* Description of the task
A complete and exact copy of the data below is required.

- - - - -

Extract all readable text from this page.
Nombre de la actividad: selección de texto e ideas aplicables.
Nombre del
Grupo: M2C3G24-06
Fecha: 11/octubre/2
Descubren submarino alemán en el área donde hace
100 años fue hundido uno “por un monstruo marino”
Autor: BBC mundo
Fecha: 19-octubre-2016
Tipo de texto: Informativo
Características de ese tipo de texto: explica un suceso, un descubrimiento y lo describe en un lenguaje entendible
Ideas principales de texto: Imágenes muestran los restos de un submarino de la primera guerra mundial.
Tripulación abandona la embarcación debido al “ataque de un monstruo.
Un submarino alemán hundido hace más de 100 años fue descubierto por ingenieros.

- - - - -

* Result below
Extract all readable text from this page.
Nombre de la actividad: selección de texto e ideas aplicables.
Nombre del
Grupo: M2C3G24-06
Fecha: 11/octubre/2
Descubren submarino alemán en el área donde hace
100 años fue hundido uno “por un monstruo marino”
Autor: BBC mundo
Fecha: 19-octubre-2016
Tipo de texto: Informativo
Características de ese tipo de texto: explica un suceso, un descubrimiento y lo describe en un lenguaje entendible
Ideas principales de texto: Imágenes muestran los restos de un submarino de la primera guerra mundial.
Tripulación abandona la embarcación debido al “ataque de un monstruo.
Un submarino alemán hundido hace más de 100 años fue descubierto por ingenieros.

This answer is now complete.